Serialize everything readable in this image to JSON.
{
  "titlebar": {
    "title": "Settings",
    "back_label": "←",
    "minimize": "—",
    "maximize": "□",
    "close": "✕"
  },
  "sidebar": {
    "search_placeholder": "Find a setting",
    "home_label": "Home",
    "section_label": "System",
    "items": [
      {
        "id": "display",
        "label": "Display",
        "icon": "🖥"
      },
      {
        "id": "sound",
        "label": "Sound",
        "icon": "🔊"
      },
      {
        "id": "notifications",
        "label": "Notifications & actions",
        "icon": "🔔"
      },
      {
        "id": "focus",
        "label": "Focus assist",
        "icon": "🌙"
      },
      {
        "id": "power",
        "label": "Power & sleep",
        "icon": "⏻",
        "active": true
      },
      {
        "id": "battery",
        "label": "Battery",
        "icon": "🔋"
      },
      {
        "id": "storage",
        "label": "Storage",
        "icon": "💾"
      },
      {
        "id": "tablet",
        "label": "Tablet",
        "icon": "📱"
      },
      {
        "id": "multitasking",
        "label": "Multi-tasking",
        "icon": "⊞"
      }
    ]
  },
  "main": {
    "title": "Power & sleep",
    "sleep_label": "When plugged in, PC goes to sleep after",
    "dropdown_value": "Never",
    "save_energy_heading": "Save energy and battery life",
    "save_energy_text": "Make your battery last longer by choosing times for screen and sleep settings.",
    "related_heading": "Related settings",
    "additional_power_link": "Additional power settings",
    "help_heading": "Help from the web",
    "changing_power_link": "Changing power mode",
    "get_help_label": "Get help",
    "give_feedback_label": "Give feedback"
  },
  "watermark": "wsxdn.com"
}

* * *

= Short problem =
Reproduce each record exactly as it appears.

= Solution =
Serialize everything readable in this image to JSON.
{
  "titlebar": {
    "title": "Settings",
    "back_label": "←",
    "minimize": "—",
    "maximize": "□",
    "close": "✕"
  },
  "sidebar": {
    "search_placeholder": "Find a setting",
    "home_label": "Home",
    "section_label": "System",
    "items": [
      {
        "id": "display",
        "label": "Display",
        "icon": "🖥"
      },
      {
        "id": "sound",
        "label": "Sound",
        "icon": "🔊"
      },
      {
        "id": "notifications",
        "label": "Notifications & actions",
        "icon": "🔔"
      },
      {
        "id": "focus",
        "label": "Focus assist",
        "icon": "🌙"
      },
      {
        "id": "power",
        "label": "Power & sleep",
        "icon": "⏻",
        "active": true
      },
      {
        "id": "battery",
        "label": "Battery",
        "icon": "🔋"
      },
      {
        "id": "storage",
        "label": "Storage",
        "icon": "💾"
      },
      {
        "id": "tablet",
        "label": "Tablet",
        "icon": "📱"
      },
      {
        "id": "multitasking",
        "label": "Multi-tasking",
        "icon": "⊞"
      }
    ]
  },
  "main": {
    "title": "Power & sleep",
    "sleep_label": "When plugged in, PC goes to sleep after",
    "dropdown_value": "Never",
    "save_energy_heading": "Save energy and battery life",
    "save_energy_text": "Make your battery last longer by choosing times for screen and sleep settings.",
    "related_heading": "Related settings",
    "additional_power_link": "Additional power settings",
    "help_heading": "Help from the web",
    "changing_power_link": "Changing power mode",
    "get_help_label": "Get help",
    "give_feedback_label": "Give feedback"
  },
  "watermark": "wsxdn.com"
}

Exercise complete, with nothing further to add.